> Set problem
Repeat every one of the entries below word for word, leaving out the pictures.

[Item position entries]
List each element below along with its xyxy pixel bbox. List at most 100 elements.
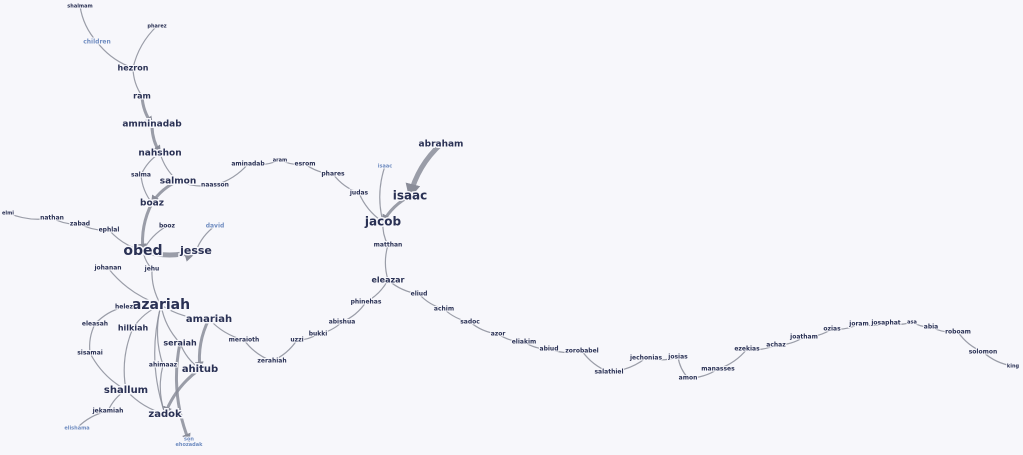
node-achaz[interactable]: achaz bbox=[765, 341, 787, 350]
edge-jacob-matthan bbox=[382, 221, 389, 246]
node-meraioth[interactable]: meraioth bbox=[228, 336, 261, 345]
node-elmi[interactable]: elmi bbox=[1, 210, 15, 218]
node-jehu[interactable]: jehu bbox=[143, 265, 161, 274]
node-sisamai[interactable]: sisamai bbox=[76, 349, 104, 358]
edge-roboam-solomon bbox=[957, 331, 984, 353]
edge-phinehas-eleazar bbox=[365, 279, 389, 303]
node-zorobabel[interactable]: zorobabel bbox=[564, 347, 599, 356]
node-son-jehozadak[interactable]: son ehozadak bbox=[175, 435, 205, 448]
node-johanan[interactable]: johanan bbox=[92, 264, 122, 273]
node-sadoc[interactable]: sadoc bbox=[459, 318, 481, 327]
node-ahimaaz[interactable]: ahimaaz bbox=[148, 361, 179, 370]
node-seraiah[interactable]: seraiah bbox=[162, 338, 198, 349]
node-ram[interactable]: ram bbox=[132, 91, 152, 102]
node-zabad[interactable]: zabad bbox=[69, 220, 91, 229]
node-pharez[interactable]: pharez bbox=[146, 23, 167, 31]
node-hilkiah[interactable]: hilkiah bbox=[117, 323, 150, 334]
edge-phares-judas bbox=[332, 173, 360, 194]
node-elishama[interactable]: elishama bbox=[63, 425, 90, 433]
edge-solomon-king bbox=[982, 351, 1014, 367]
edge-meraioth-zerahiah bbox=[243, 339, 273, 362]
node-phares[interactable]: phares bbox=[320, 170, 346, 179]
node-nahshon[interactable]: nahshon bbox=[137, 147, 183, 160]
node-isaac[interactable]: isaac bbox=[391, 187, 429, 204]
node-ezekias[interactable]: ezekias bbox=[733, 345, 761, 354]
edge-achaz-joatham bbox=[775, 336, 805, 346]
node-josias[interactable]: josias bbox=[666, 353, 689, 362]
edge-asa-abia bbox=[911, 321, 932, 328]
node-salma[interactable]: salma bbox=[130, 171, 152, 180]
node-children[interactable]: children bbox=[82, 38, 112, 47]
edge-amariah-ahitub bbox=[194, 318, 211, 371]
node-helez[interactable]: helez bbox=[114, 303, 134, 312]
node-josaphat[interactable]: josaphat bbox=[869, 319, 901, 328]
node-jesse[interactable]: jesse bbox=[178, 243, 214, 259]
node-eliud[interactable]: eliud bbox=[410, 290, 429, 299]
edge-amminadab-nahshon bbox=[150, 123, 162, 155]
node-abraham[interactable]: abraham bbox=[417, 138, 465, 151]
edge-sisamai-shallum bbox=[89, 352, 127, 391]
node-abia[interactable]: abia bbox=[923, 323, 939, 332]
node-eliakim[interactable]: eliakim bbox=[511, 338, 538, 347]
node-azariah[interactable]: azariah bbox=[130, 296, 191, 315]
node-shallum[interactable]: shallum bbox=[102, 384, 149, 398]
node-manasses[interactable]: manasses bbox=[700, 365, 736, 374]
node-salathiel[interactable]: salathiel bbox=[593, 368, 624, 377]
node-zerahiah[interactable]: zerahiah bbox=[256, 357, 287, 366]
node-salmon[interactable]: salmon bbox=[158, 175, 197, 188]
edge-jehu-azariah bbox=[151, 268, 162, 306]
node-esrom[interactable]: esrom bbox=[294, 160, 317, 169]
node-aminadab[interactable]: aminadab bbox=[230, 160, 266, 169]
node-obed[interactable]: obed bbox=[122, 242, 164, 261]
node-jacob[interactable]: jacob bbox=[362, 213, 403, 230]
node-naasson[interactable]: naasson bbox=[200, 181, 230, 190]
node-achim[interactable]: achim bbox=[433, 305, 455, 314]
node-hezron[interactable]: hezron bbox=[117, 63, 150, 74]
node-zadok[interactable]: zadok bbox=[147, 408, 184, 422]
node-ozias[interactable]: ozias bbox=[822, 325, 842, 334]
edge-helez-eleasah bbox=[94, 306, 125, 325]
edge-azariah-hilkiah bbox=[132, 304, 162, 329]
edge-abraham-isaac bbox=[405, 142, 443, 199]
node-ephlal[interactable]: ephlal bbox=[98, 226, 121, 235]
node-booz[interactable]: booz bbox=[158, 222, 177, 231]
edge-zerahiah-uzzi bbox=[271, 339, 298, 362]
node-eleazar[interactable]: eleazar bbox=[371, 275, 406, 286]
node-boaz[interactable]: boaz bbox=[139, 197, 166, 210]
node-shalmam[interactable]: shalmam bbox=[66, 3, 93, 11]
node-phinehas[interactable]: phinehas bbox=[350, 298, 383, 307]
node-amariah[interactable]: amariah bbox=[184, 313, 233, 327]
node-eleasah[interactable]: eleasah bbox=[81, 320, 109, 329]
node-azor[interactable]: azor bbox=[490, 330, 507, 339]
edge-esrom-phares bbox=[304, 163, 334, 175]
node-amon[interactable]: amon bbox=[678, 374, 699, 383]
node-david[interactable]: david bbox=[205, 222, 226, 231]
node-ahitub[interactable]: ahitub bbox=[180, 363, 219, 377]
node-isaac-small[interactable]: isaac bbox=[377, 163, 393, 171]
edge-eliud-achim bbox=[418, 293, 445, 310]
edge-manasses-ezekias bbox=[717, 348, 748, 370]
edge-achim-sadoc bbox=[443, 308, 471, 323]
node-abishua[interactable]: abishua bbox=[328, 318, 357, 327]
node-roboam[interactable]: roboam bbox=[944, 328, 972, 337]
node-jechonias[interactable]: jechonias bbox=[628, 354, 663, 363]
node-aram[interactable]: aram bbox=[272, 157, 288, 165]
node-bukki[interactable]: bukki bbox=[308, 330, 329, 339]
node-solomon[interactable]: solomon bbox=[968, 348, 999, 357]
node-abiud[interactable]: abiud bbox=[539, 345, 560, 354]
edge-children-hezron bbox=[96, 41, 134, 69]
node-asa[interactable]: asa bbox=[906, 319, 918, 327]
node-joram[interactable]: joram bbox=[847, 320, 869, 329]
edge-shallum-jekamiah bbox=[107, 389, 127, 412]
edge-jekamiah-elishama bbox=[76, 410, 109, 429]
node-uzzi[interactable]: uzzi bbox=[289, 336, 304, 345]
node-jekamiah[interactable]: jekamiah bbox=[91, 407, 125, 416]
node-king[interactable]: king bbox=[1006, 363, 1021, 371]
node-joatham[interactable]: joatham bbox=[788, 333, 819, 342]
node-matthan[interactable]: matthan bbox=[373, 241, 404, 250]
node-judas[interactable]: judas bbox=[348, 189, 370, 198]
node-amminadab[interactable]: amminadab bbox=[121, 118, 184, 131]
node-nathan[interactable]: nathan bbox=[39, 214, 65, 223]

> Exercise output
List each element below along with its xyxy pixel bbox. List at most 100 elements.
node-achaz[interactable]: achaz bbox=[765, 341, 787, 350]
edge-jacob-matthan bbox=[382, 221, 389, 246]
node-meraioth[interactable]: meraioth bbox=[228, 336, 261, 345]
node-elmi[interactable]: elmi bbox=[1, 210, 15, 218]
node-jehu[interactable]: jehu bbox=[143, 265, 161, 274]
node-sisamai[interactable]: sisamai bbox=[76, 349, 104, 358]
edge-roboam-solomon bbox=[957, 331, 984, 353]
edge-phinehas-eleazar bbox=[365, 279, 389, 303]
node-zorobabel[interactable]: zorobabel bbox=[564, 347, 599, 356]
node-son-jehozadak[interactable]: son ehozadak bbox=[175, 435, 205, 448]
node-johanan[interactable]: johanan bbox=[92, 264, 122, 273]
node-sadoc[interactable]: sadoc bbox=[459, 318, 481, 327]
node-ahimaaz[interactable]: ahimaaz bbox=[148, 361, 179, 370]
node-seraiah[interactable]: seraiah bbox=[162, 338, 198, 349]
node-ram[interactable]: ram bbox=[132, 91, 152, 102]
node-zabad[interactable]: zabad bbox=[69, 220, 91, 229]
node-pharez[interactable]: pharez bbox=[146, 23, 167, 31]
node-hilkiah[interactable]: hilkiah bbox=[117, 323, 150, 334]
edge-phares-judas bbox=[332, 173, 360, 194]
node-elishama[interactable]: elishama bbox=[63, 425, 90, 433]
edge-solomon-king bbox=[982, 351, 1014, 367]
edge-meraioth-zerahiah bbox=[243, 339, 273, 362]
node-phares[interactable]: phares bbox=[320, 170, 346, 179]
node-nahshon[interactable]: nahshon bbox=[137, 147, 183, 160]
node-isaac[interactable]: isaac bbox=[391, 187, 429, 204]
node-ezekias[interactable]: ezekias bbox=[733, 345, 761, 354]
edge-achaz-joatham bbox=[775, 336, 805, 346]
node-josias[interactable]: josias bbox=[666, 353, 689, 362]
edge-asa-abia bbox=[911, 321, 932, 328]
node-salma[interactable]: salma bbox=[130, 171, 152, 180]
node-children[interactable]: children bbox=[82, 38, 112, 47]
edge-amariah-ahitub bbox=[194, 318, 211, 371]
node-helez[interactable]: helez bbox=[114, 303, 134, 312]
node-josaphat[interactable]: josaphat bbox=[869, 319, 901, 328]
node-jesse[interactable]: jesse bbox=[178, 243, 214, 259]
node-eliud[interactable]: eliud bbox=[410, 290, 429, 299]
edge-amminadab-nahshon bbox=[150, 123, 162, 155]
node-abraham[interactable]: abraham bbox=[417, 138, 465, 151]
edge-sisamai-shallum bbox=[89, 352, 127, 391]
node-abia[interactable]: abia bbox=[923, 323, 939, 332]
node-eliakim[interactable]: eliakim bbox=[511, 338, 538, 347]
node-azariah[interactable]: azariah bbox=[130, 296, 191, 315]
node-shallum[interactable]: shallum bbox=[102, 384, 149, 398]
node-manasses[interactable]: manasses bbox=[700, 365, 736, 374]
node-salathiel[interactable]: salathiel bbox=[593, 368, 624, 377]
node-zerahiah[interactable]: zerahiah bbox=[256, 357, 287, 366]
node-salmon[interactable]: salmon bbox=[158, 175, 197, 188]
edge-jehu-azariah bbox=[151, 268, 162, 306]
node-esrom[interactable]: esrom bbox=[294, 160, 317, 169]
node-aminadab[interactable]: aminadab bbox=[230, 160, 266, 169]
node-obed[interactable]: obed bbox=[122, 242, 164, 261]
node-jacob[interactable]: jacob bbox=[362, 213, 403, 230]
node-naasson[interactable]: naasson bbox=[200, 181, 230, 190]
node-achim[interactable]: achim bbox=[433, 305, 455, 314]
node-hezron[interactable]: hezron bbox=[117, 63, 150, 74]
node-zadok[interactable]: zadok bbox=[147, 408, 184, 422]
node-ozias[interactable]: ozias bbox=[822, 325, 842, 334]
edge-helez-eleasah bbox=[94, 306, 125, 325]
edge-azariah-hilkiah bbox=[132, 304, 162, 329]
edge-abraham-isaac bbox=[405, 142, 443, 199]
node-ephlal[interactable]: ephlal bbox=[98, 226, 121, 235]
node-booz[interactable]: booz bbox=[158, 222, 177, 231]
edge-zerahiah-uzzi bbox=[271, 339, 298, 362]
node-eleazar[interactable]: eleazar bbox=[371, 275, 406, 286]
node-boaz[interactable]: boaz bbox=[139, 197, 166, 210]
node-shalmam[interactable]: shalmam bbox=[66, 3, 93, 11]
node-phinehas[interactable]: phinehas bbox=[350, 298, 383, 307]
node-amariah[interactable]: amariah bbox=[184, 313, 233, 327]
node-eleasah[interactable]: eleasah bbox=[81, 320, 109, 329]
node-azor[interactable]: azor bbox=[490, 330, 507, 339]
edge-esrom-phares bbox=[304, 163, 334, 175]
node-amon[interactable]: amon bbox=[678, 374, 699, 383]
node-david[interactable]: david bbox=[205, 222, 226, 231]
node-ahitub[interactable]: ahitub bbox=[180, 363, 219, 377]
node-isaac-small[interactable]: isaac bbox=[377, 163, 393, 171]
edge-eliud-achim bbox=[418, 293, 445, 310]
edge-manasses-ezekias bbox=[717, 348, 748, 370]
edge-achim-sadoc bbox=[443, 308, 471, 323]
node-abishua[interactable]: abishua bbox=[328, 318, 357, 327]
node-roboam[interactable]: roboam bbox=[944, 328, 972, 337]
node-jechonias[interactable]: jechonias bbox=[628, 354, 663, 363]
node-aram[interactable]: aram bbox=[272, 157, 288, 165]
node-bukki[interactable]: bukki bbox=[308, 330, 329, 339]
node-solomon[interactable]: solomon bbox=[968, 348, 999, 357]
node-abiud[interactable]: abiud bbox=[539, 345, 560, 354]
edge-children-hezron bbox=[96, 41, 134, 69]
node-asa[interactable]: asa bbox=[906, 319, 918, 327]
node-joram[interactable]: joram bbox=[847, 320, 869, 329]
edge-shallum-jekamiah bbox=[107, 389, 127, 412]
edge-jekamiah-elishama bbox=[76, 410, 109, 429]
node-uzzi[interactable]: uzzi bbox=[289, 336, 304, 345]
node-jekamiah[interactable]: jekamiah bbox=[91, 407, 125, 416]
node-king[interactable]: king bbox=[1006, 363, 1021, 371]
node-joatham[interactable]: joatham bbox=[788, 333, 819, 342]
node-matthan[interactable]: matthan bbox=[373, 241, 404, 250]
node-judas[interactable]: judas bbox=[348, 189, 370, 198]
node-amminadab[interactable]: amminadab bbox=[121, 118, 184, 131]
node-nathan[interactable]: nathan bbox=[39, 214, 65, 223]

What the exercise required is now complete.